> EXERCISE: Pick out each line of the records that includes the string "type", and copy it.
— Begin EXERCISE DATA —
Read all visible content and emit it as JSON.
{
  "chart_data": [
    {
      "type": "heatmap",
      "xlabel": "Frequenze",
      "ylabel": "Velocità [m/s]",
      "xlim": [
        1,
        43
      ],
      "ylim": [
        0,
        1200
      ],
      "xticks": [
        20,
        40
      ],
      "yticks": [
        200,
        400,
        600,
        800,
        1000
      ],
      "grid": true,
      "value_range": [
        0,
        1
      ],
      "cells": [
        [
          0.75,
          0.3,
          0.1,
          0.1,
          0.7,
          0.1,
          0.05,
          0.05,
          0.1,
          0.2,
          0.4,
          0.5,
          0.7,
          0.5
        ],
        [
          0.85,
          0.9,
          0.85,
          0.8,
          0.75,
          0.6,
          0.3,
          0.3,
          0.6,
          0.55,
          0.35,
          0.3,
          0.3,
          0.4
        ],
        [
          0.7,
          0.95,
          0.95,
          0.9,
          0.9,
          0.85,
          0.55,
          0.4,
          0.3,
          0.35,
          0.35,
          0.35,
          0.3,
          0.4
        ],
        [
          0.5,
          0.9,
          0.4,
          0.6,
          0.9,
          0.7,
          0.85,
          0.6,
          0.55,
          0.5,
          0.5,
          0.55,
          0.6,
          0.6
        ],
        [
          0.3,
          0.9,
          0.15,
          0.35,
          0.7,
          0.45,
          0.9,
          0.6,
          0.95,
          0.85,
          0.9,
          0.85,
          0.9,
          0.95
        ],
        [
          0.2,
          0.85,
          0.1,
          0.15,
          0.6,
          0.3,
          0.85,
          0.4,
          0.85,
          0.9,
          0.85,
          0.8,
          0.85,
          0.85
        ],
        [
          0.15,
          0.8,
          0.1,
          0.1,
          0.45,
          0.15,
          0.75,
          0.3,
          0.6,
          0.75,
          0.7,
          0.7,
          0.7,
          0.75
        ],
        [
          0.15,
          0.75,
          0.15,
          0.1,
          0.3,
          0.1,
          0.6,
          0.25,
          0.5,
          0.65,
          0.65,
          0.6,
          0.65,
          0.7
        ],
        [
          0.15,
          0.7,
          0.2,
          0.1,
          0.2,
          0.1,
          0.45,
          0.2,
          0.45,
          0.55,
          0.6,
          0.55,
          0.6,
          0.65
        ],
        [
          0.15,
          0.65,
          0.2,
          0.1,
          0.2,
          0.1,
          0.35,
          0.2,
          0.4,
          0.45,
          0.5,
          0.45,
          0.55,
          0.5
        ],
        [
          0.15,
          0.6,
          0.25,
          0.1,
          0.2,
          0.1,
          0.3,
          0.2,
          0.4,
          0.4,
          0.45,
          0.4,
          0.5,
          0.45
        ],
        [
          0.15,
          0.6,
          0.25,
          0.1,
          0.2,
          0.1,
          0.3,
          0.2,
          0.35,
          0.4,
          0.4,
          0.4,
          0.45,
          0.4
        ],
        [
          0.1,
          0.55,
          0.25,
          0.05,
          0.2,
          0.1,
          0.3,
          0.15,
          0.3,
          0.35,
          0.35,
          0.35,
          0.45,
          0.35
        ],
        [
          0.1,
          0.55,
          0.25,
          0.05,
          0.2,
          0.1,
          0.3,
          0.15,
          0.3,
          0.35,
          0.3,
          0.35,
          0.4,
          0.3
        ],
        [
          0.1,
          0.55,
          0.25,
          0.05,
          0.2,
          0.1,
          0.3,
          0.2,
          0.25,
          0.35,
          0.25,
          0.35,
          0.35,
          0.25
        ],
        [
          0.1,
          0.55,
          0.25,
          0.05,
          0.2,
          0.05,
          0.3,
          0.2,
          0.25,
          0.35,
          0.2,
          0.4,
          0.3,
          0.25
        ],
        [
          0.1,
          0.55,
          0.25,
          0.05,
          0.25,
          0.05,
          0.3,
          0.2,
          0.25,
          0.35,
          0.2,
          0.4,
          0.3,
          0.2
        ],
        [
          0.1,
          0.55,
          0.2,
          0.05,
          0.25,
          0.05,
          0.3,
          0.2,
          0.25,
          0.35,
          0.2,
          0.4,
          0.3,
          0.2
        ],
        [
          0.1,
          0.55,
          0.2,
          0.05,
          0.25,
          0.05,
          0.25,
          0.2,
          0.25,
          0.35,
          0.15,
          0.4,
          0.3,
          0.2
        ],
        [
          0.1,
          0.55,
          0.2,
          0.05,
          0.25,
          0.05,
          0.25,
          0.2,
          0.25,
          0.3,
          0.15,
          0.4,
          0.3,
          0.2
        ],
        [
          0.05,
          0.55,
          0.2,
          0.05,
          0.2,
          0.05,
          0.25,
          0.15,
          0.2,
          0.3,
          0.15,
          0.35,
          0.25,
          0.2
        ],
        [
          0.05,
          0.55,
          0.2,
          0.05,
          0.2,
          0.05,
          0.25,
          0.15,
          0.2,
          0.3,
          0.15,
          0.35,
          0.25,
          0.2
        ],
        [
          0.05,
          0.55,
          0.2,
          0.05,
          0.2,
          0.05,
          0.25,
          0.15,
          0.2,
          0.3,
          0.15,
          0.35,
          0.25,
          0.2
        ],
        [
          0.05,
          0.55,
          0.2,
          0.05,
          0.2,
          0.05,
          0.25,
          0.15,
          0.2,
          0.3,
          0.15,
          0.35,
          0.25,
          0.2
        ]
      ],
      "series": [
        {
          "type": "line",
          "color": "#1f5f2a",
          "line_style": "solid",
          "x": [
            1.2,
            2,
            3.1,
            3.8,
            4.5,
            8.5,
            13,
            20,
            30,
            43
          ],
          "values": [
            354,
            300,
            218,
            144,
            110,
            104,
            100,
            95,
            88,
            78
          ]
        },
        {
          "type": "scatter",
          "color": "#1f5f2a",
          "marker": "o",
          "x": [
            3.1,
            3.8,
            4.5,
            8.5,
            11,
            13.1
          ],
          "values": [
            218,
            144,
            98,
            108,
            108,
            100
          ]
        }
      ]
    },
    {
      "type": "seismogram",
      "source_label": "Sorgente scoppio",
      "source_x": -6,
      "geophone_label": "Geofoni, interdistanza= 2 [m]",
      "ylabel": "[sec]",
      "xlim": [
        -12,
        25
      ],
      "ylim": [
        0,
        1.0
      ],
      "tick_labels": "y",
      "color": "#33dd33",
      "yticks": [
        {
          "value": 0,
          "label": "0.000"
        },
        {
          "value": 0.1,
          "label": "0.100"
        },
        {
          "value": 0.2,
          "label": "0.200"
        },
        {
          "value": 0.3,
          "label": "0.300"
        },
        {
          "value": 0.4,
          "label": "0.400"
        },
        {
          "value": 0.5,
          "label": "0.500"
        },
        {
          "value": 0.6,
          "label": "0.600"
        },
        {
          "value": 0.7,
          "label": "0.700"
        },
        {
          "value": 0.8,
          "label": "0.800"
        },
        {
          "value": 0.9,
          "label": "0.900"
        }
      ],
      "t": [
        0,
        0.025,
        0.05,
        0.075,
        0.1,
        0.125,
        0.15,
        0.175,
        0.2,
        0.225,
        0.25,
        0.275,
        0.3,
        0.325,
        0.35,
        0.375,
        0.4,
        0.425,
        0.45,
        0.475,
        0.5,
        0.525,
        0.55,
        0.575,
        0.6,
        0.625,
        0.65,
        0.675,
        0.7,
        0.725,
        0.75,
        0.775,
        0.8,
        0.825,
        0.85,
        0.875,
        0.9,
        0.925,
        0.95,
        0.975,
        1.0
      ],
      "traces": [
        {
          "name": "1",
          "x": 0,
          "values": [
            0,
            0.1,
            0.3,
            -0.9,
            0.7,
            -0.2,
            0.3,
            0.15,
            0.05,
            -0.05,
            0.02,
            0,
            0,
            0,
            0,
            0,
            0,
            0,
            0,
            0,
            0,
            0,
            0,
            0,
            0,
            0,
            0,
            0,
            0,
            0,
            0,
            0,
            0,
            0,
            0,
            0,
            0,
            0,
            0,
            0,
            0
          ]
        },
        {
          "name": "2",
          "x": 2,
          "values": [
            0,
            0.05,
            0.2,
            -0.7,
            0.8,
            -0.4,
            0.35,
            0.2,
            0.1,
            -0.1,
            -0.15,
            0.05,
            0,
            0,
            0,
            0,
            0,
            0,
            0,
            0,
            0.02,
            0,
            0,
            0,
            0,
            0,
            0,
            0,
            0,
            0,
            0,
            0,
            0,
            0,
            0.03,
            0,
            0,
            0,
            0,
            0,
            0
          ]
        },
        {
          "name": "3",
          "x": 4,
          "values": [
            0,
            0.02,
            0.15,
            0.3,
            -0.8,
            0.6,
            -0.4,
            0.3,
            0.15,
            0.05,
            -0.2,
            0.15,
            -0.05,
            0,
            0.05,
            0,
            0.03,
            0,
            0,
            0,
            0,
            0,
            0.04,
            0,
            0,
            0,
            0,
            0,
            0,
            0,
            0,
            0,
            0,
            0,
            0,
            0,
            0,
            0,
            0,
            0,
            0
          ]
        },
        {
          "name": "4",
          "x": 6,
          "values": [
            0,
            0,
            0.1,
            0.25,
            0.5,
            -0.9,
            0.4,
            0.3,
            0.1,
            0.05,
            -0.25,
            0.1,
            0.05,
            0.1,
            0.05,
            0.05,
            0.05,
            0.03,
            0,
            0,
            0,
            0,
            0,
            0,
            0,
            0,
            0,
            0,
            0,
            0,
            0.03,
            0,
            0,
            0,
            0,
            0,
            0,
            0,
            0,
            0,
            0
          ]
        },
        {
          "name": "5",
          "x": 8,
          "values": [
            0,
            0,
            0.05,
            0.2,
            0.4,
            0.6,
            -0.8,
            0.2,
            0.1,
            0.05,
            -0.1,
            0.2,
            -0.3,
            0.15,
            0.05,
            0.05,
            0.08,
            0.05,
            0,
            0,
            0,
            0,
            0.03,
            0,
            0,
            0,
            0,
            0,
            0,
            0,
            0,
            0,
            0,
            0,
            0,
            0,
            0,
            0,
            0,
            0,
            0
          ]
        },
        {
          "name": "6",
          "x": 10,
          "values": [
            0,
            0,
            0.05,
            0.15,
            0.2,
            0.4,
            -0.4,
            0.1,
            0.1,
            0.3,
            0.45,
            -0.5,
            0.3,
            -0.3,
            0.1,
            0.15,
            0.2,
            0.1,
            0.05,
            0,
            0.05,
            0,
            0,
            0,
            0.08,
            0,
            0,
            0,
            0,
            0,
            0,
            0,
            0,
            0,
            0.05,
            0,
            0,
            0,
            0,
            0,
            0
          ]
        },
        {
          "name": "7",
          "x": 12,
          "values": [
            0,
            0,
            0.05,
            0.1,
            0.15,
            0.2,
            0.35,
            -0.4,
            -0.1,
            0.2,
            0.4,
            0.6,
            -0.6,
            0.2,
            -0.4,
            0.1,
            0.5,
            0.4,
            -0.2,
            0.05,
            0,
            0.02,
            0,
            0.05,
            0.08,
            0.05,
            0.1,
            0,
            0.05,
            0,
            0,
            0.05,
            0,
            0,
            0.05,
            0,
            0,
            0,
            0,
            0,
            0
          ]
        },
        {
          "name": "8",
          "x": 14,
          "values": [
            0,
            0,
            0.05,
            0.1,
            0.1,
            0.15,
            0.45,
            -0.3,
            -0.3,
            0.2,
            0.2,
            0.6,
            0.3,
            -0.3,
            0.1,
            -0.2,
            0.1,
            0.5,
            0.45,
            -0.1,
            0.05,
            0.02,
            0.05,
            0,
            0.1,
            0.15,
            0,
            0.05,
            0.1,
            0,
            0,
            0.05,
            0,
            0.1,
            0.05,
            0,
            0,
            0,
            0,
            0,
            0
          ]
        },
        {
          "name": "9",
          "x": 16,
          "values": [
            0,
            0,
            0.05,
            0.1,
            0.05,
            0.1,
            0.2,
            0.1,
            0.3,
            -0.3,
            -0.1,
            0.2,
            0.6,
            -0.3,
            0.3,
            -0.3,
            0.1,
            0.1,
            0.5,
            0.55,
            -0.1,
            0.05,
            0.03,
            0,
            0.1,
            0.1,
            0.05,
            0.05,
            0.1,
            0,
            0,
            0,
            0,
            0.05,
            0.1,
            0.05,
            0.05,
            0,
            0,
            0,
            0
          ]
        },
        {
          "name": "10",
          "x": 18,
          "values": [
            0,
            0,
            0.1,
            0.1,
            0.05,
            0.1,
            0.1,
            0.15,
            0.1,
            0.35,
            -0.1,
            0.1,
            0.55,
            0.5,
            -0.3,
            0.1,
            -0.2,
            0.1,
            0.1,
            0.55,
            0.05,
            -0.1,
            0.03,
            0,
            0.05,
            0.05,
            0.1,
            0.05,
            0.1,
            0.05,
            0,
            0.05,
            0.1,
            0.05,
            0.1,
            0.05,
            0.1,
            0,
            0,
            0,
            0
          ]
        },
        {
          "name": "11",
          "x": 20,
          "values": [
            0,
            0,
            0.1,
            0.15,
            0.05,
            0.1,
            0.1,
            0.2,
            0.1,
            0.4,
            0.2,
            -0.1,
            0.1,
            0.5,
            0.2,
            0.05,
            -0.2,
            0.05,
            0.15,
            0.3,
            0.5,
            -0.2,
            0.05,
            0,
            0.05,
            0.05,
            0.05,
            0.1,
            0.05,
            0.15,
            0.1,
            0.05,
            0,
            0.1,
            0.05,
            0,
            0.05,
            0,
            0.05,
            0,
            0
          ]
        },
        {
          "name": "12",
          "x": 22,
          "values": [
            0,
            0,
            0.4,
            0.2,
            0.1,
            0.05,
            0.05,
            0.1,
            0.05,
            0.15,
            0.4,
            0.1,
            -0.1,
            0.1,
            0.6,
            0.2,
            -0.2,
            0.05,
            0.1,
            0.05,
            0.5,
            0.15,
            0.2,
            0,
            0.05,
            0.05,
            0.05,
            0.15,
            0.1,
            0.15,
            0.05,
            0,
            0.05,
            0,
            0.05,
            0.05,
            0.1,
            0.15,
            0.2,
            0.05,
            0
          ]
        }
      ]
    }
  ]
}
— End EXERCISE DATA —
> ANSWER TO THIS EXERCISE:
      "type": "heatmap",
          "type": "line",
          "type": "scatter",
      "type": "seismogram",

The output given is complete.